Set task: For each line of the data below that holds "мати", copy the line.

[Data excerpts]
—————

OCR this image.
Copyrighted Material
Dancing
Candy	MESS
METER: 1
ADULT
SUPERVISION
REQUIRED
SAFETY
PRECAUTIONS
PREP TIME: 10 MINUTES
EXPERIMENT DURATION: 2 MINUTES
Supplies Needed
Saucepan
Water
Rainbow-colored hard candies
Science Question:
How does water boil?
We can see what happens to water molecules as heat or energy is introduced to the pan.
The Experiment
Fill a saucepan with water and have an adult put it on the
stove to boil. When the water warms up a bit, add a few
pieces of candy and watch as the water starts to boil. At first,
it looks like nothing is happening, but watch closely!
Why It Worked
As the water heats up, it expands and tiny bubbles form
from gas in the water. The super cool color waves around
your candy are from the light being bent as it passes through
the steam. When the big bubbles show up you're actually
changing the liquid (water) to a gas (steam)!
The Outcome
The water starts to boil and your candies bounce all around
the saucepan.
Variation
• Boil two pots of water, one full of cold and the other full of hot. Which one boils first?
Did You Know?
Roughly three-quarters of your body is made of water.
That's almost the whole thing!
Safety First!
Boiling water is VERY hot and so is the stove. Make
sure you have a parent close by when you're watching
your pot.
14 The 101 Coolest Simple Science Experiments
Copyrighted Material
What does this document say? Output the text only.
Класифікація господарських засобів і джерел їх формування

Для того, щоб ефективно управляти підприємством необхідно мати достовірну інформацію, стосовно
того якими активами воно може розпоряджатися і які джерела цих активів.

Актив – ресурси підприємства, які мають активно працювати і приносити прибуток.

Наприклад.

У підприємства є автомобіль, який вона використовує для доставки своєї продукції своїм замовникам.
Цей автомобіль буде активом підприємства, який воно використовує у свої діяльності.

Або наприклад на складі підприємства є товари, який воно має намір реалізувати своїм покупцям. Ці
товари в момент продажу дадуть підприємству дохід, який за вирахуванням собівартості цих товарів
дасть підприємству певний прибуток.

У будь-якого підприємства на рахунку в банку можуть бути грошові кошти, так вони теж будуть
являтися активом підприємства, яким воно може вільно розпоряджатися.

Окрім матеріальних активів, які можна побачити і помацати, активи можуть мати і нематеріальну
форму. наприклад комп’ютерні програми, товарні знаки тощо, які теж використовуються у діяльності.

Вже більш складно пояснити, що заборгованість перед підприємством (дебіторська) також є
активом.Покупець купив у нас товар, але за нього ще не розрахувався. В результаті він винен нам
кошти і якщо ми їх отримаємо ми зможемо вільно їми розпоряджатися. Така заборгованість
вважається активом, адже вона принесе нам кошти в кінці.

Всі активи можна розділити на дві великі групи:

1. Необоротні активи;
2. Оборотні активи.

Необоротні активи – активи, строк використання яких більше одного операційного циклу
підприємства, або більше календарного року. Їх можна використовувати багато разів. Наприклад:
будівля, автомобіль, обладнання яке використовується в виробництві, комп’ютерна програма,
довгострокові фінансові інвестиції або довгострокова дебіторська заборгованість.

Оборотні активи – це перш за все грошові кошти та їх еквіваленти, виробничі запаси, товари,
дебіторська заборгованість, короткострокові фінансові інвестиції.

—————

Answer:
Для того, щоб ефективно управляти підприємством необхідно мати достовірну інформацію, стосовно
Окрім матеріальних активів, які можна побачити і помацати, активи можуть мати і нематеріальну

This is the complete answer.